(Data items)
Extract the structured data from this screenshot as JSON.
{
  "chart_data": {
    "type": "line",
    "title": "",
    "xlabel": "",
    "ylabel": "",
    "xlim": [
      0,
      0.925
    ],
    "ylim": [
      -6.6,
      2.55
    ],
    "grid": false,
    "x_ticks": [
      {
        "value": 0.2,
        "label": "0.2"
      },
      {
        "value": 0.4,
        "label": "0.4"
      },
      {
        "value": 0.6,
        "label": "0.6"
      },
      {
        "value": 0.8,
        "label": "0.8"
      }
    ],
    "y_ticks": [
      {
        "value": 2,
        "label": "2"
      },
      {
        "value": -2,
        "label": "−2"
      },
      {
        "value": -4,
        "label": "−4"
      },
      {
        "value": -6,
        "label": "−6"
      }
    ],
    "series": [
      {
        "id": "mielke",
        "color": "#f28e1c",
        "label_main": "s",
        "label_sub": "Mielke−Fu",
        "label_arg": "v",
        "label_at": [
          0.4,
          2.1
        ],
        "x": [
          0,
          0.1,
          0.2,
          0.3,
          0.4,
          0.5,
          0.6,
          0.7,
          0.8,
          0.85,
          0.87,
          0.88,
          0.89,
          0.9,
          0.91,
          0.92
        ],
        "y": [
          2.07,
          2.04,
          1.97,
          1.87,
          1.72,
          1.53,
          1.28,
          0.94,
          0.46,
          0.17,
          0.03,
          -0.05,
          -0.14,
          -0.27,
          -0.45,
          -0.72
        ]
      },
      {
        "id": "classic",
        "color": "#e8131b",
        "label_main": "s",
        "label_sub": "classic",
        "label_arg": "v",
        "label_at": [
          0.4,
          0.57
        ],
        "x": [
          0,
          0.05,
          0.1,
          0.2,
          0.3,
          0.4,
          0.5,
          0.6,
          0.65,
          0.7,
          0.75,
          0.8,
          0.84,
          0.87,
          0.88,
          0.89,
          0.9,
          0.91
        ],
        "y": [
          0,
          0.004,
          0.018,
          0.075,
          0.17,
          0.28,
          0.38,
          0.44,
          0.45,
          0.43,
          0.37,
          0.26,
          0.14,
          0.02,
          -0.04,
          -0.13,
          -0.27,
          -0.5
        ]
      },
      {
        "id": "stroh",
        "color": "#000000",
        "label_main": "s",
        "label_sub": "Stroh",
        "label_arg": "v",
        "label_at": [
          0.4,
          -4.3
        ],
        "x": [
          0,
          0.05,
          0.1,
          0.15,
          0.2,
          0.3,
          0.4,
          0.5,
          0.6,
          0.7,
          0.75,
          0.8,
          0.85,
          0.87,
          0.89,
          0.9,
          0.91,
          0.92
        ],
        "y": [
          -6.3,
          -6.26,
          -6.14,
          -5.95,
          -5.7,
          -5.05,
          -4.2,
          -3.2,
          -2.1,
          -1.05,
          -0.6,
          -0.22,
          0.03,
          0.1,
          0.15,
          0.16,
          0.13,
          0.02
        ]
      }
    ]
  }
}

The task: From the listing above, report the number of lines containing the string "color", without any accompanying remarks.

Exercise solution: 3